## Problem to work on:
What follows is a block of records; restate each one word for word.

## Recorded information:
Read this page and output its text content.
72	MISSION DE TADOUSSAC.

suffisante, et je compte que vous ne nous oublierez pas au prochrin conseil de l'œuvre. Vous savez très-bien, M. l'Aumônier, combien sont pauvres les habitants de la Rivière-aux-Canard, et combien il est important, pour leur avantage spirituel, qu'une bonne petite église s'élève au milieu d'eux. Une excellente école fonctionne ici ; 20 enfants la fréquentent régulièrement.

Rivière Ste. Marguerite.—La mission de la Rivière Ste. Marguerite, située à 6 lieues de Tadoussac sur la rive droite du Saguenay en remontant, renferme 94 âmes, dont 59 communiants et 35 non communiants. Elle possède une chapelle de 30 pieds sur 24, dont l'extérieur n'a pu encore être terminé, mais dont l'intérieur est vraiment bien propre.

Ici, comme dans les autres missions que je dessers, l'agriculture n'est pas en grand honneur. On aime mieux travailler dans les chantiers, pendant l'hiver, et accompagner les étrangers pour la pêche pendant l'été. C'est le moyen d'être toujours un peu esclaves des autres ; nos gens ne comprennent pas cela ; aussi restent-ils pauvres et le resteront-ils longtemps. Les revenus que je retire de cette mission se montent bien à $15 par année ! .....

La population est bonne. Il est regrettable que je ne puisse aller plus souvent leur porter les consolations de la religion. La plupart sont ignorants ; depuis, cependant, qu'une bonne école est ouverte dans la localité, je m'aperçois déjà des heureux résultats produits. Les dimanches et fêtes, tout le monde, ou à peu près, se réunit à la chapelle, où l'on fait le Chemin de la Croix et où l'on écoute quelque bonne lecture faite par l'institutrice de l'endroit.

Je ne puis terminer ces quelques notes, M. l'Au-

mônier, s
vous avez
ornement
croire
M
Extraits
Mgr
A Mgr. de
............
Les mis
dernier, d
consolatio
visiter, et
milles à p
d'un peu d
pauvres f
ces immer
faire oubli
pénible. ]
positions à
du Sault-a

## Solution:
Read this page and output its text content.
72	MISSION DE TADOUSSAC.

suffisante, et je compte que vous ne nous oublierez pas au prochrin conseil de l'œuvre. Vous savez très-bien, M. l'Aumônier, combien sont pauvres les habitants de la Rivière-aux-Canard, et combien il est important, pour leur avantage spirituel, qu'une bonne petite église s'élève au milieu d'eux. Une excellente école fonctionne ici ; 20 enfants la fréquentent régulièrement.

Rivière Ste. Marguerite.—La mission de la Rivière Ste. Marguerite, située à 6 lieues de Tadoussac sur la rive droite du Saguenay en remontant, renferme 94 âmes, dont 59 communiants et 35 non communiants. Elle possède une chapelle de 30 pieds sur 24, dont l'extérieur n'a pu encore être terminé, mais dont l'intérieur est vraiment bien propre.

Ici, comme dans les autres missions que je dessers, l'agriculture n'est pas en grand honneur. On aime mieux travailler dans les chantiers, pendant l'hiver, et accompagner les étrangers pour la pêche pendant l'été. C'est le moyen d'être toujours un peu esclaves des autres ; nos gens ne comprennent pas cela ; aussi restent-ils pauvres et le resteront-ils longtemps. Les revenus que je retire de cette mission se montent bien à $15 par année ! .....

La population est bonne. Il est regrettable que je ne puisse aller plus souvent leur porter les consolations de la religion. La plupart sont ignorants ; depuis, cependant, qu'une bonne école est ouverte dans la localité, je m'aperçois déjà des heureux résultats produits. Les dimanches et fêtes, tout le monde, ou à peu près, se réunit à la chapelle, où l'on fait le Chemin de la Croix et où l'on écoute quelque bonne lecture faite par l'institutrice de l'endroit.

Je ne puis terminer ces quelques notes, M. l'Au-

mônier, s
vous avez
ornement
croire
M
Extraits
Mgr
A Mgr. de
............
Les mis
dernier, d
consolatio
visiter, et
milles à p
d'un peu d
pauvres f
ces immer
faire oubli
pénible. ]
positions à
du Sault-a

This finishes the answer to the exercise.